DATA PROVIDED:
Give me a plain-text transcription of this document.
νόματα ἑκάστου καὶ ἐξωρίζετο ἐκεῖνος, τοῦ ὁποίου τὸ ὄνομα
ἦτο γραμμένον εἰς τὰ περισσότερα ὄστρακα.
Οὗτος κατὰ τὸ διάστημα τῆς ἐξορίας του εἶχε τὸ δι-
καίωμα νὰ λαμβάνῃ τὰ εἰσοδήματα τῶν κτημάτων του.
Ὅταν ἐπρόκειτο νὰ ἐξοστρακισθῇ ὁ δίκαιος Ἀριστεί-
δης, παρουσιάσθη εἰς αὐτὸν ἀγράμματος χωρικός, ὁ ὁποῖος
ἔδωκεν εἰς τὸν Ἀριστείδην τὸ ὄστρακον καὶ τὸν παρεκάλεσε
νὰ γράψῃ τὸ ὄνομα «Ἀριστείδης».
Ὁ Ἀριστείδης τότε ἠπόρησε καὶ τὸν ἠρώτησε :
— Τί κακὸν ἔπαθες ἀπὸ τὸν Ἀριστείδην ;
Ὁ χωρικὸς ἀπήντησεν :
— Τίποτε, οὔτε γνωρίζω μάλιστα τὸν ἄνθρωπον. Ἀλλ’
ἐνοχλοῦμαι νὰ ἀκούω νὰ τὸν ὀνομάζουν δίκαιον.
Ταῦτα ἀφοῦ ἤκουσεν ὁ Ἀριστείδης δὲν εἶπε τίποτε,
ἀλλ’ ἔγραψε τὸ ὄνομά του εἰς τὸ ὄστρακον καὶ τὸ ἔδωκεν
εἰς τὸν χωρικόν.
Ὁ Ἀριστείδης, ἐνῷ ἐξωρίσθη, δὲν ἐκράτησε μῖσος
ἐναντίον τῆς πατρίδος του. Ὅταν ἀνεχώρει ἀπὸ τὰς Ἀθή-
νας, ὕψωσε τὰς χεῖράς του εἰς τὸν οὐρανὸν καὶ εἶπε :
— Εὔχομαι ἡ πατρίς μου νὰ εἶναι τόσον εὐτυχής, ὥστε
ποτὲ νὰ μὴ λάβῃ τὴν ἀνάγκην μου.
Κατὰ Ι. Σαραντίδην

TASK STATEMENT:
Examine the records and report how many lines contain the string "ὄστρακον". Only the number should be given.

ANSWER FOR THIS EXERCISE:
2